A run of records
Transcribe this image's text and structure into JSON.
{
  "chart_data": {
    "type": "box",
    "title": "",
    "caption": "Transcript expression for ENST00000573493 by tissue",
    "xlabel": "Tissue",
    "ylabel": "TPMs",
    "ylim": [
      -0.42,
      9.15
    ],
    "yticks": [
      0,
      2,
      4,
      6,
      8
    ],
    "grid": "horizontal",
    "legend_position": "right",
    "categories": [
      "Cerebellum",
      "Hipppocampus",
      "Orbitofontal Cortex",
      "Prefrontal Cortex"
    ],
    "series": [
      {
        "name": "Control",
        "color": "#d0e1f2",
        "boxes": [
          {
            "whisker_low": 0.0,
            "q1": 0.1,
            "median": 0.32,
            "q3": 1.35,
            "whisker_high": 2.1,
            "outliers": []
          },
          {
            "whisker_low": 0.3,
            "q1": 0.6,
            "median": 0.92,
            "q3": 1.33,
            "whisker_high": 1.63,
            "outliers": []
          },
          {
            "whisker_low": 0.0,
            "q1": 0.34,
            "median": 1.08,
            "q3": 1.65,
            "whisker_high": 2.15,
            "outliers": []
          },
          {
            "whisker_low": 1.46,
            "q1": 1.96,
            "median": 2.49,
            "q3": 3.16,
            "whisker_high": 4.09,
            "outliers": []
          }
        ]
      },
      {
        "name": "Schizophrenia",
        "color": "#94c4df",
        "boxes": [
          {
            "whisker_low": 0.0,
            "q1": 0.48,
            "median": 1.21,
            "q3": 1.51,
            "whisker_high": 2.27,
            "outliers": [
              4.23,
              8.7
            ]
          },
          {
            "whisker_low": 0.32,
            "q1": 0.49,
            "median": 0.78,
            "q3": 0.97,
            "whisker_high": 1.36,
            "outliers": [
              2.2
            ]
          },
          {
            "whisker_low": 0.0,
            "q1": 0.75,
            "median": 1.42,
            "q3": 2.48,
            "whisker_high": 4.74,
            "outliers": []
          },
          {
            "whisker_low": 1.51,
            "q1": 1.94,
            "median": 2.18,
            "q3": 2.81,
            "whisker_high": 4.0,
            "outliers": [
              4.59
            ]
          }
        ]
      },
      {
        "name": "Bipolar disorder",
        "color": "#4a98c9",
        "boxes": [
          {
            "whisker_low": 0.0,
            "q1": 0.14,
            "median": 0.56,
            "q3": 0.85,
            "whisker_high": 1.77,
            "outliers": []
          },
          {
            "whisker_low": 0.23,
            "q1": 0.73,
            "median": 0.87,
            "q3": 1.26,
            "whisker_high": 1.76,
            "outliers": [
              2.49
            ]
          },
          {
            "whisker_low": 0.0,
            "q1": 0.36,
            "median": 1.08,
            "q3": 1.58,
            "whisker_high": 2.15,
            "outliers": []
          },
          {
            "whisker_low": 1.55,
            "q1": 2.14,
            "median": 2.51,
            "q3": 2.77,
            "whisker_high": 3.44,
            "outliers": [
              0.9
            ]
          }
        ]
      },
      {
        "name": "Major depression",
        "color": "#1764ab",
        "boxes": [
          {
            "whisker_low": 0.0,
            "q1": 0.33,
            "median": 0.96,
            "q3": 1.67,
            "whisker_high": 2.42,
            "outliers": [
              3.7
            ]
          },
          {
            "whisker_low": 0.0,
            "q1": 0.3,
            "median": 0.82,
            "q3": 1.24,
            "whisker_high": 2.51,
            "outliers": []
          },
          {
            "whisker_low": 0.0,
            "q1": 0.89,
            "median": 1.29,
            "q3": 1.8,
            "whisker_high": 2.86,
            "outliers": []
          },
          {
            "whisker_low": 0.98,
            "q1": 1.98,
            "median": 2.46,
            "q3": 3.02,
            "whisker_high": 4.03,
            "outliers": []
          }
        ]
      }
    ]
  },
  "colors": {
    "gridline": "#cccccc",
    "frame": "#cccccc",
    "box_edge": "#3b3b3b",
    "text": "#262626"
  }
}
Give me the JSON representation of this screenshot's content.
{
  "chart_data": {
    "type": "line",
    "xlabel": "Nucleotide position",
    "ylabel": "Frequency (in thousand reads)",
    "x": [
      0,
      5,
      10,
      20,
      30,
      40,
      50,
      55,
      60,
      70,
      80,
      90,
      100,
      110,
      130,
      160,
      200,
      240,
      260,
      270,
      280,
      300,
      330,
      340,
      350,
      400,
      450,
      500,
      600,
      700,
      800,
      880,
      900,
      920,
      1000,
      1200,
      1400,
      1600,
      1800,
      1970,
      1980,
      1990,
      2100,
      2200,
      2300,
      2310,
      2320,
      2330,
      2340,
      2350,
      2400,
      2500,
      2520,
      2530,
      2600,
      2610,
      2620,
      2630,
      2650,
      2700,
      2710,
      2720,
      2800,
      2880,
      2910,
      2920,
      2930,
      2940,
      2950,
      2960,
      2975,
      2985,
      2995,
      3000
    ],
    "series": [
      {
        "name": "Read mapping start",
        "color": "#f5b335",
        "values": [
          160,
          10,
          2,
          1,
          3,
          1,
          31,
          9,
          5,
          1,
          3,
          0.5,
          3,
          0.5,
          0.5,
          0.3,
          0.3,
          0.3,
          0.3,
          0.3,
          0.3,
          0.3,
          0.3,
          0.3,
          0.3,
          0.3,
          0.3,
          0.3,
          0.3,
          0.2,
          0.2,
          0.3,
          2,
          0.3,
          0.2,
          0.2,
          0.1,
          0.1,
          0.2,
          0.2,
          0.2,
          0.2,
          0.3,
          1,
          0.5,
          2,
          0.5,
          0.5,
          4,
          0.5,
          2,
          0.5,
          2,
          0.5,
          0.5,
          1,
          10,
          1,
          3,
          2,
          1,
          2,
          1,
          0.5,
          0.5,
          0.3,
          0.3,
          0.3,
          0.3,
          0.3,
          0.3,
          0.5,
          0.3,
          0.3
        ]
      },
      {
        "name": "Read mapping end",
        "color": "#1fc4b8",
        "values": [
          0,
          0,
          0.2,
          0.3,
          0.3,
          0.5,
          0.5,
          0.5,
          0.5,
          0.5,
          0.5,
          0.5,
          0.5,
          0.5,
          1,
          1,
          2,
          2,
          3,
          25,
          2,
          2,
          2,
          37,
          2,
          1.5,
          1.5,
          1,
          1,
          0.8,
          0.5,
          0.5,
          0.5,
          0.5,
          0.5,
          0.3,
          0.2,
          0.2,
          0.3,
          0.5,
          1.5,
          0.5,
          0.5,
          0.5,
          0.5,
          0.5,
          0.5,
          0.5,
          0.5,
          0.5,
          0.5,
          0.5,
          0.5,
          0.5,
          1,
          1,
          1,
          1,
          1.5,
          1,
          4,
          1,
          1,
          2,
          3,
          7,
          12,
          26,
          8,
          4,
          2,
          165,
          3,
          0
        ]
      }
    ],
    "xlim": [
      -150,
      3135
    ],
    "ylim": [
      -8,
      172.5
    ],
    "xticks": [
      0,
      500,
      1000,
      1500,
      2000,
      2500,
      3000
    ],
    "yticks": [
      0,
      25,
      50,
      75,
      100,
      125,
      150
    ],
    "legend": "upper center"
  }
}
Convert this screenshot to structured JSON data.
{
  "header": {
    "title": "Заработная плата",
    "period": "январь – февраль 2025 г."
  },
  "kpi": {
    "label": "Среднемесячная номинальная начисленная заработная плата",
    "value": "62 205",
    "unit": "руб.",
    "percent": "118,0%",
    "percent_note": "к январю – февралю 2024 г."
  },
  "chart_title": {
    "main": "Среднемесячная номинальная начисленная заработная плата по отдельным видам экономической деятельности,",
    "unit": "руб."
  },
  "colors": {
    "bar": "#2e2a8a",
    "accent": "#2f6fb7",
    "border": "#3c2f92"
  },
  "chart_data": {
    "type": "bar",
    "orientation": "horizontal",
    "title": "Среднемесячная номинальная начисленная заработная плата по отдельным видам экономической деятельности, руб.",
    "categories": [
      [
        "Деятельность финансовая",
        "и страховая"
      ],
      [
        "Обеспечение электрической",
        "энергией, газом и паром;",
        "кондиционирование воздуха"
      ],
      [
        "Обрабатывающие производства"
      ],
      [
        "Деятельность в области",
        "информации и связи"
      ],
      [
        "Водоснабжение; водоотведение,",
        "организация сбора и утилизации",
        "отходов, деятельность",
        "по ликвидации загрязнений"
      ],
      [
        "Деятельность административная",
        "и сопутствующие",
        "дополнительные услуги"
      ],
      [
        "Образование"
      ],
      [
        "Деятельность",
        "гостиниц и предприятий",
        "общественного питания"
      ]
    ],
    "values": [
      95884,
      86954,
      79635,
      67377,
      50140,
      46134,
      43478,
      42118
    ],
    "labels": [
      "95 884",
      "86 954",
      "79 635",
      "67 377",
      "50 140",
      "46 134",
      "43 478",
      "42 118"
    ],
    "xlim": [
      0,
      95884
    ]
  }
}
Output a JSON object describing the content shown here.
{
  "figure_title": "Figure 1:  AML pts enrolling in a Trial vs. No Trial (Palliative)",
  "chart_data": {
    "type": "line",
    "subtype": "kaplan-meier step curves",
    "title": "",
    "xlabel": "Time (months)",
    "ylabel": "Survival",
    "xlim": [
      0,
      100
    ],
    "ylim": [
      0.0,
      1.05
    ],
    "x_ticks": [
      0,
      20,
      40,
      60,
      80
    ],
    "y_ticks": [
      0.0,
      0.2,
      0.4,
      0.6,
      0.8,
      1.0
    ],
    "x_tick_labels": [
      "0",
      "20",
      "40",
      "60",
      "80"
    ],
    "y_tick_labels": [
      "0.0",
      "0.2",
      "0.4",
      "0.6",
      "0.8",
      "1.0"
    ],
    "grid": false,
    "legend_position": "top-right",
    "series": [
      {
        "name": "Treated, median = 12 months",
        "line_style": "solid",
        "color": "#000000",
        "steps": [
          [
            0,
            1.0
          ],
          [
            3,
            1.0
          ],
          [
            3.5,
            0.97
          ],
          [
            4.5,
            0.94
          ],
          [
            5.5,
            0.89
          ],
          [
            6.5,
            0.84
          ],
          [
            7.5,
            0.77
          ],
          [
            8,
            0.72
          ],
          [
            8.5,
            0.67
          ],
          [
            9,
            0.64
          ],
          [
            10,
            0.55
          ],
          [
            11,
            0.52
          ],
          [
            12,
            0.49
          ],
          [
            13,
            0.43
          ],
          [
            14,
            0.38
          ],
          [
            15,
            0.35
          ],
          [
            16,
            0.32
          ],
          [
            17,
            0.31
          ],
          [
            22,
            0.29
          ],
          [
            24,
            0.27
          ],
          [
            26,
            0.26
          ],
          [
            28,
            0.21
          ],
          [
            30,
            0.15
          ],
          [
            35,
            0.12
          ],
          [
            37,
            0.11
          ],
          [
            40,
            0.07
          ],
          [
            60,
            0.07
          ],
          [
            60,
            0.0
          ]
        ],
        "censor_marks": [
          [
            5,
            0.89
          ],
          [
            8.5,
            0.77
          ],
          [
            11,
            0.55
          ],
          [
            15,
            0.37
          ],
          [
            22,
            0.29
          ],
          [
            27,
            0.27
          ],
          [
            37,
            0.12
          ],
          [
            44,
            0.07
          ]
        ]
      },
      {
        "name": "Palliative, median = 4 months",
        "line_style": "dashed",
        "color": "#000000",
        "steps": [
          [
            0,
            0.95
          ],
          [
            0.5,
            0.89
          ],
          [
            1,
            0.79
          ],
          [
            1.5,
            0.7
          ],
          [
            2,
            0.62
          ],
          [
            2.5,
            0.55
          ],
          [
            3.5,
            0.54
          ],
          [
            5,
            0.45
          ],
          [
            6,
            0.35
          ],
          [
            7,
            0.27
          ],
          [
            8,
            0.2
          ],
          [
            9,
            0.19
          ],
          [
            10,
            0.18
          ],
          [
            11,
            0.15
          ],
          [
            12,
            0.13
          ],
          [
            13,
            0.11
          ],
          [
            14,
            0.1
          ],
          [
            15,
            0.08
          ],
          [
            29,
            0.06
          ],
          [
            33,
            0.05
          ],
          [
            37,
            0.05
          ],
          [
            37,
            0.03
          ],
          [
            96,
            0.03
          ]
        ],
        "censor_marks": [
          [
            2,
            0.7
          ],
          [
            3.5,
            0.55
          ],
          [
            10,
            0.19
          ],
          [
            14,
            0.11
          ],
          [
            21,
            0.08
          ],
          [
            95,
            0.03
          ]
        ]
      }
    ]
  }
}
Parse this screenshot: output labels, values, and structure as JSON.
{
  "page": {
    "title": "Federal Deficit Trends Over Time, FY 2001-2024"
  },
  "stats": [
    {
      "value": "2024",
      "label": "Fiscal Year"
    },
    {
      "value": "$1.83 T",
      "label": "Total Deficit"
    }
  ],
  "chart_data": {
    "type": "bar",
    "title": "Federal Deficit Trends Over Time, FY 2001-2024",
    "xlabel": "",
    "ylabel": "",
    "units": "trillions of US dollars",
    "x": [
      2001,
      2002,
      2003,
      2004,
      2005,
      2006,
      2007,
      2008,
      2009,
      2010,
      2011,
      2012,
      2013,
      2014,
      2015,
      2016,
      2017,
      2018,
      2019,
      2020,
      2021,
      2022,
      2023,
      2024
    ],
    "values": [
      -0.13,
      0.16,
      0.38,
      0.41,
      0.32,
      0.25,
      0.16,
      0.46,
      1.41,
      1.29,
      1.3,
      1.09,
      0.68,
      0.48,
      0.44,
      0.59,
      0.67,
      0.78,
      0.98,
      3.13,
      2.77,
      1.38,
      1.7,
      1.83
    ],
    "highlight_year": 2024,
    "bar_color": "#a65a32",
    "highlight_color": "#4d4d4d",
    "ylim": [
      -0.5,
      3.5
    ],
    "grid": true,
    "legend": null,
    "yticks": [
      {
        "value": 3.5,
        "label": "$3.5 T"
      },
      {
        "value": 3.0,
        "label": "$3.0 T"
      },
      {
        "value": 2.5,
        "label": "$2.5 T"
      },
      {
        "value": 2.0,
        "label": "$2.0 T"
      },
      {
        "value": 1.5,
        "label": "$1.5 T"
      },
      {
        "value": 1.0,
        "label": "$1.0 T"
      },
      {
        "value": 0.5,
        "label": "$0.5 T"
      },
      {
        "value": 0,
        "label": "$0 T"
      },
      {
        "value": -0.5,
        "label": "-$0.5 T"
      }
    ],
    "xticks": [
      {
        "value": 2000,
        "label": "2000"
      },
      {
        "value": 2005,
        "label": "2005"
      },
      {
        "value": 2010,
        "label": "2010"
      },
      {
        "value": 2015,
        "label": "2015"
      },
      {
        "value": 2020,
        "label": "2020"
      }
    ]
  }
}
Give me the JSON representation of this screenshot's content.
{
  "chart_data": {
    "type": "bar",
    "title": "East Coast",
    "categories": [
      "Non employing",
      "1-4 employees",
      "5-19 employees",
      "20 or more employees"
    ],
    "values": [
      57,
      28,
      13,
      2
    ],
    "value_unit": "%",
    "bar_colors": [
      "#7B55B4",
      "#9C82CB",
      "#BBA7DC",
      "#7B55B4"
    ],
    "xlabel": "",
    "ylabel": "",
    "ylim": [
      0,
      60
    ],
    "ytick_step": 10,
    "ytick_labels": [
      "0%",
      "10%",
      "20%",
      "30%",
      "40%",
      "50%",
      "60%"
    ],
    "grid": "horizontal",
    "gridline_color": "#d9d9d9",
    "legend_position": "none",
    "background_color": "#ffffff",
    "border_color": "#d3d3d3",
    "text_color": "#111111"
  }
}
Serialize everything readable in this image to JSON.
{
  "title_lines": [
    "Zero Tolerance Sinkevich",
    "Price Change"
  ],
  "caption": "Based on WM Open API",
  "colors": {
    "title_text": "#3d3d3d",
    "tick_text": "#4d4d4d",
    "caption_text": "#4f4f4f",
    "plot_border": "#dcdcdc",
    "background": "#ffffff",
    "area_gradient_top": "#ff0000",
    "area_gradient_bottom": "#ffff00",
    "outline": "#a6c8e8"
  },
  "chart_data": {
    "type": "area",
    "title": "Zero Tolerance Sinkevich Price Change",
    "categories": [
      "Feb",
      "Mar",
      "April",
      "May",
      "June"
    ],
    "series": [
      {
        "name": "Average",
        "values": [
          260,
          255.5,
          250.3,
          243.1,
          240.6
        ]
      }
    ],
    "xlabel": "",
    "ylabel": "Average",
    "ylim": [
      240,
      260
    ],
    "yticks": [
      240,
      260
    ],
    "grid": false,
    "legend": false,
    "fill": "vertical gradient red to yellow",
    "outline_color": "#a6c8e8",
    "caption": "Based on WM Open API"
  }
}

Problem to work on: Look through the records and gather each line with the word "начисленная".

Final result:
    "label": "Среднемесячная номинальная начисленная заработная плата",
    "main": "Среднемесячная номинальная начисленная заработная плата по отдельным видам экономической деятельности,",
    "title": "Среднемесячная номинальная начисленная заработная плата по отдельным видам экономической деятельности, руб.",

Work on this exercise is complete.